• [EXERCISE DIRECTIONS] Quote every line below exactly as it reads.

• [SOURCE DATA]
····················
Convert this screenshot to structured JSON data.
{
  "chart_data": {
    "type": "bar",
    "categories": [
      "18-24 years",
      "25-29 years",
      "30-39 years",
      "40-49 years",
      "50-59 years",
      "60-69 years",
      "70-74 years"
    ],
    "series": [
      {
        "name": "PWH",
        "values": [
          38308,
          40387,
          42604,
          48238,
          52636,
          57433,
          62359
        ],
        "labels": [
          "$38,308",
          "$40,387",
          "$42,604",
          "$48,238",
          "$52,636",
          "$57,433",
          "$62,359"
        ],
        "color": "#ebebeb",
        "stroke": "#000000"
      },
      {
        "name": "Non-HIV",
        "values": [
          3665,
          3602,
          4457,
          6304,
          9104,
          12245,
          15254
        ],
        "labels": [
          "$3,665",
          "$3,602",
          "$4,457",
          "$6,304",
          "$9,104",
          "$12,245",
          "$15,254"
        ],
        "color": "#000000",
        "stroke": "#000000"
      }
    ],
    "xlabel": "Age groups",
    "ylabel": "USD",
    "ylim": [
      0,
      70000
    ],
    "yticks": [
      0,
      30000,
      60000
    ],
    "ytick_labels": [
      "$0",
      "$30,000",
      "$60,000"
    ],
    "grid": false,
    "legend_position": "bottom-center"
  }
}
····················
• [FINISHED EXERCISE]
Convert this screenshot to structured JSON data.
{
  "chart_data": {
    "type": "bar",
    "categories": [
      "18-24 years",
      "25-29 years",
      "30-39 years",
      "40-49 years",
      "50-59 years",
      "60-69 years",
      "70-74 years"
    ],
    "series": [
      {
        "name": "PWH",
        "values": [
          38308,
          40387,
          42604,
          48238,
          52636,
          57433,
          62359
        ],
        "labels": [
          "$38,308",
          "$40,387",
          "$42,604",
          "$48,238",
          "$52,636",
          "$57,433",
          "$62,359"
        ],
        "color": "#ebebeb",
        "stroke": "#000000"
      },
      {
        "name": "Non-HIV",
        "values": [
          3665,
          3602,
          4457,
          6304,
          9104,
          12245,
          15254
        ],
        "labels": [
          "$3,665",
          "$3,602",
          "$4,457",
          "$6,304",
          "$9,104",
          "$12,245",
          "$15,254"
        ],
        "color": "#000000",
        "stroke": "#000000"
      }
    ],
    "xlabel": "Age groups",
    "ylabel": "USD",
    "ylim": [
      0,
      70000
    ],
    "yticks": [
      0,
      30000,
      60000
    ],
    "ytick_labels": [
      "$0",
      "$30,000",
      "$60,000"
    ],
    "grid": false,
    "legend_position": "bottom-center"
  }
}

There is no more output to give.